* **TASK PROMPT**: Reading down the listing below, count the lines where the word "uniform" shows up, then give only that count.

* **DATA EXTRACT**:
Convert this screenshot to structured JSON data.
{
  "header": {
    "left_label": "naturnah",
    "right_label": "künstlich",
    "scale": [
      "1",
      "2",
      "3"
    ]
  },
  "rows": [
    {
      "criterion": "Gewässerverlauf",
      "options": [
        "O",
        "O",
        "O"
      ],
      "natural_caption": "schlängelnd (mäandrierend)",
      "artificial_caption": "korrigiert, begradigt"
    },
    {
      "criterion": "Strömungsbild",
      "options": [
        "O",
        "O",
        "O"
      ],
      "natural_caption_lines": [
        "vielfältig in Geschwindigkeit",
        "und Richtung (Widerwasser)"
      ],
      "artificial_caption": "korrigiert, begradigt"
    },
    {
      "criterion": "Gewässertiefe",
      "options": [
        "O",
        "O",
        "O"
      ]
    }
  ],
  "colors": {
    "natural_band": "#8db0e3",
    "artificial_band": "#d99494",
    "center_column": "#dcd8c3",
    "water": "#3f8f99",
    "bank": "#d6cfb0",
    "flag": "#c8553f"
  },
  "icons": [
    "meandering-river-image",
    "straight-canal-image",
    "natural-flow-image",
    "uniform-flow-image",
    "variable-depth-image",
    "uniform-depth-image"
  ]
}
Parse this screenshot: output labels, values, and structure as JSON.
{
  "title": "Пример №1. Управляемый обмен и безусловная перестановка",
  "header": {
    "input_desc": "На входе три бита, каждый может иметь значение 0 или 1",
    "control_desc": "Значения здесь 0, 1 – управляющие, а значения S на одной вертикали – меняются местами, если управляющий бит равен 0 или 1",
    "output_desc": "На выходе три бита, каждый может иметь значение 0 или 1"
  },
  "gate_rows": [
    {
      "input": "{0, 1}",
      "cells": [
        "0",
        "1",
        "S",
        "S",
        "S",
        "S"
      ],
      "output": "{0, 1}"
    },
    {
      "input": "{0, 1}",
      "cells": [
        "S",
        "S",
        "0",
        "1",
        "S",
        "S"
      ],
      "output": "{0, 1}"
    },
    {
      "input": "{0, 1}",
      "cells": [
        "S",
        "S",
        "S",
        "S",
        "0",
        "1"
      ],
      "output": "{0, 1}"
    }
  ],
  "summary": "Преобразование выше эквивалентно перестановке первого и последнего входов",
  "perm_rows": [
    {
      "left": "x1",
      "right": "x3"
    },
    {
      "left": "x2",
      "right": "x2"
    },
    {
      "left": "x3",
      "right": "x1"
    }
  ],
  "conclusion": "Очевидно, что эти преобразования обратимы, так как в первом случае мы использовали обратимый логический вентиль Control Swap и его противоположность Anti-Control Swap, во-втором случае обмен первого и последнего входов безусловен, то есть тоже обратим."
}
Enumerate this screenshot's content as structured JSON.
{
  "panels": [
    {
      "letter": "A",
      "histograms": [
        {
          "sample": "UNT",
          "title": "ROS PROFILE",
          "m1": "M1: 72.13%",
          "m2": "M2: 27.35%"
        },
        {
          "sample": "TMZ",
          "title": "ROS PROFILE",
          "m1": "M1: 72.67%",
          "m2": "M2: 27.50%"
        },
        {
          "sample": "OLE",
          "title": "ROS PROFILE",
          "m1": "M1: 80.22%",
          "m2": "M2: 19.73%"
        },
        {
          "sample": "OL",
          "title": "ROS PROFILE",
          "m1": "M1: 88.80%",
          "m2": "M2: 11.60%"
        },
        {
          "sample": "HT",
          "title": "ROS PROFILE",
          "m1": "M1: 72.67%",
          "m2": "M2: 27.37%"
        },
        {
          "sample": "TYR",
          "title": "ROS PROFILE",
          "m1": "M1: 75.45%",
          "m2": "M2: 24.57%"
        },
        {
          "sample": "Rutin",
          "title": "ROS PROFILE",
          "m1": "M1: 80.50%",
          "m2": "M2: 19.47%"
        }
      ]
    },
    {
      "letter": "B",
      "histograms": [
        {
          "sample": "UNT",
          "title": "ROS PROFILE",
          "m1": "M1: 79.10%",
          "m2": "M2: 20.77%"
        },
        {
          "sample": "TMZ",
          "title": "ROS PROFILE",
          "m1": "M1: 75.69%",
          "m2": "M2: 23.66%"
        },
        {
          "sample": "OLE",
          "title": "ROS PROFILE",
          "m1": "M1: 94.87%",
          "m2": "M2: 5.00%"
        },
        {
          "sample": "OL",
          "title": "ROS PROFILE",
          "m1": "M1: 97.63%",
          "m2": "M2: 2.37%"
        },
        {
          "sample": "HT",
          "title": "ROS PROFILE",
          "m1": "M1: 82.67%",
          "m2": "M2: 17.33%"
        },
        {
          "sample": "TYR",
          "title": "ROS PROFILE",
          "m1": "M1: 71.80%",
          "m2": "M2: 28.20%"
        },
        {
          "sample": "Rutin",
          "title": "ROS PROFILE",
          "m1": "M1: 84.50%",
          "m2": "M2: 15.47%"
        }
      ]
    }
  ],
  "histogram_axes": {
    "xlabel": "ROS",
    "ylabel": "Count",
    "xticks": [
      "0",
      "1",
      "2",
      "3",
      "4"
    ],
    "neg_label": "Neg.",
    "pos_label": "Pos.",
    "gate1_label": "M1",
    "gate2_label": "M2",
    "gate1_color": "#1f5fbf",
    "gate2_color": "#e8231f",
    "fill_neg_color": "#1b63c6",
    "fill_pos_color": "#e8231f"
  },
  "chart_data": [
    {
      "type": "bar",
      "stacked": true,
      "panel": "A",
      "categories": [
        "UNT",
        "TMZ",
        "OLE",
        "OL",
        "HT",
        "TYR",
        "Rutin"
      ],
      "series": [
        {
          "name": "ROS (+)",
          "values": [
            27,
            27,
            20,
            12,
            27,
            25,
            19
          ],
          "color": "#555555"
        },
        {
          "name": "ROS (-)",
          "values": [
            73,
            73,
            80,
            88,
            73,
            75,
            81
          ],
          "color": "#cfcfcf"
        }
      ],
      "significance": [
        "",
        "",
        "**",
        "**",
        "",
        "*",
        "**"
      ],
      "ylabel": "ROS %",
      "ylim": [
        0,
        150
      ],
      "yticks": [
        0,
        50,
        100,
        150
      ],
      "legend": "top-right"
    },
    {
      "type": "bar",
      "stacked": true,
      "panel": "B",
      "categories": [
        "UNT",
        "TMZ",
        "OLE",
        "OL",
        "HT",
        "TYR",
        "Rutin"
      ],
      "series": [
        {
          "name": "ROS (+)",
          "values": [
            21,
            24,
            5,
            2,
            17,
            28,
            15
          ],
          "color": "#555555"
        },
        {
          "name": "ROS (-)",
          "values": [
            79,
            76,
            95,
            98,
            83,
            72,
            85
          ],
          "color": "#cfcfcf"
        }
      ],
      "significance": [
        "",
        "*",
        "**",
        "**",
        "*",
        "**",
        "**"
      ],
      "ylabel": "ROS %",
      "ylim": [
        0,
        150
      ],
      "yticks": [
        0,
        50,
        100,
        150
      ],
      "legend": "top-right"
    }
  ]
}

* **COMPLETE ANSWER**: 2